SET PROBLEM » Read the lines below. Copy out any that hold the string "this".

# # # #

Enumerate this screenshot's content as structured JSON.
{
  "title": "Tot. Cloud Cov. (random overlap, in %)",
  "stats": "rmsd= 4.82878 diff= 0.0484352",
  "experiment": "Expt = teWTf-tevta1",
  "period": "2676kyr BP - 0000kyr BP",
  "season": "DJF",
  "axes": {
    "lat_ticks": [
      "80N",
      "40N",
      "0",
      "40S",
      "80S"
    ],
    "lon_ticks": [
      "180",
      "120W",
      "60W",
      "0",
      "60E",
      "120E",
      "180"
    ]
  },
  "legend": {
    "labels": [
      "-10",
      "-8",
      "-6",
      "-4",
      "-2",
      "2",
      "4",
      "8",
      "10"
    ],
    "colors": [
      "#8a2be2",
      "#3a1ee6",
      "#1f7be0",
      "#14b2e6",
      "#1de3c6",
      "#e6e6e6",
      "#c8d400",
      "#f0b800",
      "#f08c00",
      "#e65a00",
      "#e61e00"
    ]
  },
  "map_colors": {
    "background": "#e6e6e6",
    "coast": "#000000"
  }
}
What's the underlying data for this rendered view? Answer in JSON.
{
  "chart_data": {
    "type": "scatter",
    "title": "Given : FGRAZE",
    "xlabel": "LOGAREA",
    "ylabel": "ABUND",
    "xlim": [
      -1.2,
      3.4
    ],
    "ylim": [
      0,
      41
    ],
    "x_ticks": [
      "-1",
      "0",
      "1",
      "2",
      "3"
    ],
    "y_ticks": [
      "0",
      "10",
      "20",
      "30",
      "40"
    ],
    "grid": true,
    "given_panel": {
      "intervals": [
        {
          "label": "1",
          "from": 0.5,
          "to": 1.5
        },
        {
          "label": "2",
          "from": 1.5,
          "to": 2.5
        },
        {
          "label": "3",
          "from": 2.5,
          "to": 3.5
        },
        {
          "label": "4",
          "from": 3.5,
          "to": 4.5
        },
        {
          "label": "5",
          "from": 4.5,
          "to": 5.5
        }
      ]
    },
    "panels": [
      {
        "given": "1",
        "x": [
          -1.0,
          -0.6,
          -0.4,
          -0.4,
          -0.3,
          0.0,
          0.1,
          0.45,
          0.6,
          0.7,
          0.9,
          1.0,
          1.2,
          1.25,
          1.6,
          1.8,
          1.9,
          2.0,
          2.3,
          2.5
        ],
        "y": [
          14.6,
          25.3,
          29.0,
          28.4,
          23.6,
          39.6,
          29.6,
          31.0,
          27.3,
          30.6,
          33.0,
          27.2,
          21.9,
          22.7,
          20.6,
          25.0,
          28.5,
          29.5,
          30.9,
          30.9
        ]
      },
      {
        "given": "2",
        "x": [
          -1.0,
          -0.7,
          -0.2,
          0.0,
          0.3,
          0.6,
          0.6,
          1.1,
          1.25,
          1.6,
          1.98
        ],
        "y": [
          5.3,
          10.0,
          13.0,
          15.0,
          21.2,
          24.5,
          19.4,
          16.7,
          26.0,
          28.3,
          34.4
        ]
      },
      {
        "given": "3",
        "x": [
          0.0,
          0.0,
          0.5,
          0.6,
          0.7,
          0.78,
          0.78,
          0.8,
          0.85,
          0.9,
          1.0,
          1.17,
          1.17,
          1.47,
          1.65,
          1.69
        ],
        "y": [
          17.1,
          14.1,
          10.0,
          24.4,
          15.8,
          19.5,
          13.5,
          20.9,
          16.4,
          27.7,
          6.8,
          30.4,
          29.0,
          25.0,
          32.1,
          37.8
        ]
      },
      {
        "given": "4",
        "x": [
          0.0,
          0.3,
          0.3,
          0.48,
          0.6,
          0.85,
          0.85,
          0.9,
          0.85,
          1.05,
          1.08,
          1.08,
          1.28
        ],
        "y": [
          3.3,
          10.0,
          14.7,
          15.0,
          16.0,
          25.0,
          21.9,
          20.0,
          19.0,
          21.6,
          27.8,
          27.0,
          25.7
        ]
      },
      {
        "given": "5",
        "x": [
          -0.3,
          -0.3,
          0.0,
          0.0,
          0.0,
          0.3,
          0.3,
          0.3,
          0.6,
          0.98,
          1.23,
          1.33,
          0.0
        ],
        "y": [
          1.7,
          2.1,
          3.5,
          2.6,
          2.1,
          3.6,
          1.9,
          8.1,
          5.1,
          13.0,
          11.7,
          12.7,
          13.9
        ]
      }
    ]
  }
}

# # # #

OUTPUT »
Enumerate this screenshot's content as structured JSON.
What's the underlying data for this rendered view? Answer in JSON.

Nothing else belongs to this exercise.